● Data to process:
========

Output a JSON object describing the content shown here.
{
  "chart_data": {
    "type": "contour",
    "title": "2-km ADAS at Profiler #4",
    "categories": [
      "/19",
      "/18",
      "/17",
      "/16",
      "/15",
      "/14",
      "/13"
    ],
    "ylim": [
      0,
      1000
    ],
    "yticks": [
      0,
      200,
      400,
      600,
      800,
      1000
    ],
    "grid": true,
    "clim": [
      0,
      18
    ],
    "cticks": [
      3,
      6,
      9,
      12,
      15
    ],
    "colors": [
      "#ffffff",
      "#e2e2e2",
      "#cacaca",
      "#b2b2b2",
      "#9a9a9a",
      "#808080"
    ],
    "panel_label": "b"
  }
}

========

Restate the listing above word for word.

● Exercise result:
Output a JSON object describing the content shown here.
{
  "chart_data": {
    "type": "contour",
    "title": "2-km ADAS at Profiler #4",
    "categories": [
      "/19",
      "/18",
      "/17",
      "/16",
      "/15",
      "/14",
      "/13"
    ],
    "ylim": [
      0,
      1000
    ],
    "yticks": [
      0,
      200,
      400,
      600,
      800,
      1000
    ],
    "grid": true,
    "clim": [
      0,
      18
    ],
    "cticks": [
      3,
      6,
      9,
      12,
      15
    ],
    "colors": [
      "#ffffff",
      "#e2e2e2",
      "#cacaca",
      "#b2b2b2",
      "#9a9a9a",
      "#808080"
    ],
    "panel_label": "b"
  }
}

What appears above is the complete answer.